## Instruction
What is the number of lines containing the string "التوكيل"? Answer with the number only.

--- BEGIN Records for this task ---

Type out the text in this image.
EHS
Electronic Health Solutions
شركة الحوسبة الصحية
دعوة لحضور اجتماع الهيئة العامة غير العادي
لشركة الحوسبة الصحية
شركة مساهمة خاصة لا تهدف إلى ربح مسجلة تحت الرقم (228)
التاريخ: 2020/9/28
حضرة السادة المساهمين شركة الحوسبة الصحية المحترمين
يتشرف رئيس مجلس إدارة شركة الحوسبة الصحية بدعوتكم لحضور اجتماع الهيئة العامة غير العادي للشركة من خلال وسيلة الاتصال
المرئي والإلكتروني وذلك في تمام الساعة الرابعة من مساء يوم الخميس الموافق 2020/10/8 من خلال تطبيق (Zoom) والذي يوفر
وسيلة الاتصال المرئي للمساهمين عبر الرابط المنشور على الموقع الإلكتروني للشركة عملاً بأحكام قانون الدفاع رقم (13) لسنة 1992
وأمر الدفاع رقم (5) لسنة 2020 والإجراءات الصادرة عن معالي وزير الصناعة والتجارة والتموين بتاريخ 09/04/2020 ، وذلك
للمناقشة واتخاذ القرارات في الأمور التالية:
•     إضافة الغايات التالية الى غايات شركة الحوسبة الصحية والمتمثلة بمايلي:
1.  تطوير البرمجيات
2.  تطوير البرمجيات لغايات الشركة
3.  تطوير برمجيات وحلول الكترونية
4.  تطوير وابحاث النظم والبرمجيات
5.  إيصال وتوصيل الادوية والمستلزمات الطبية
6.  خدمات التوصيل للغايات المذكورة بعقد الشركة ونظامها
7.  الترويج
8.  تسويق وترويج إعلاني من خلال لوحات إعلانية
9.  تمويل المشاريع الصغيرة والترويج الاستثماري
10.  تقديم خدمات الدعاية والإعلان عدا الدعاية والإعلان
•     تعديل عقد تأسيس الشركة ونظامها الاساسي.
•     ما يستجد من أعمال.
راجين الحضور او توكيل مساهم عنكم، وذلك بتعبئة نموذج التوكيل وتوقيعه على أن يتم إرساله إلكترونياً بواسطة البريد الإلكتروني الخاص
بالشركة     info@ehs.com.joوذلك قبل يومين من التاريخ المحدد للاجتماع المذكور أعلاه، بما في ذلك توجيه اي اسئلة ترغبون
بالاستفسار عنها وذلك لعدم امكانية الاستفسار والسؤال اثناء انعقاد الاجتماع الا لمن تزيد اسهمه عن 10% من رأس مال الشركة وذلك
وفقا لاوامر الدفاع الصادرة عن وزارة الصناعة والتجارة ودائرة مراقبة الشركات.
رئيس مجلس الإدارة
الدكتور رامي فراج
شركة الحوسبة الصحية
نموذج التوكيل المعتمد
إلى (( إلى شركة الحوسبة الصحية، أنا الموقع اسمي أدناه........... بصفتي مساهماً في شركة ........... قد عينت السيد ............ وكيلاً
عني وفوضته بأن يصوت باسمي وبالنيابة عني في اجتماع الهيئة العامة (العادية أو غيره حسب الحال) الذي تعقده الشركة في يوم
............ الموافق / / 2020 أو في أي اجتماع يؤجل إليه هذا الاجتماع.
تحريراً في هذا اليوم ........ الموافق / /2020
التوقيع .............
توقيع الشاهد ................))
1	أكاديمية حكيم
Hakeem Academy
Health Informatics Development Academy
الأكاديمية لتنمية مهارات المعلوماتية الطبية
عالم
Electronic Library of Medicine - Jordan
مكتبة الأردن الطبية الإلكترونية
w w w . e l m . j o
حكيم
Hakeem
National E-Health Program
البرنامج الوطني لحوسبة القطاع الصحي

--- END Records for this task ---

## Expected answer
2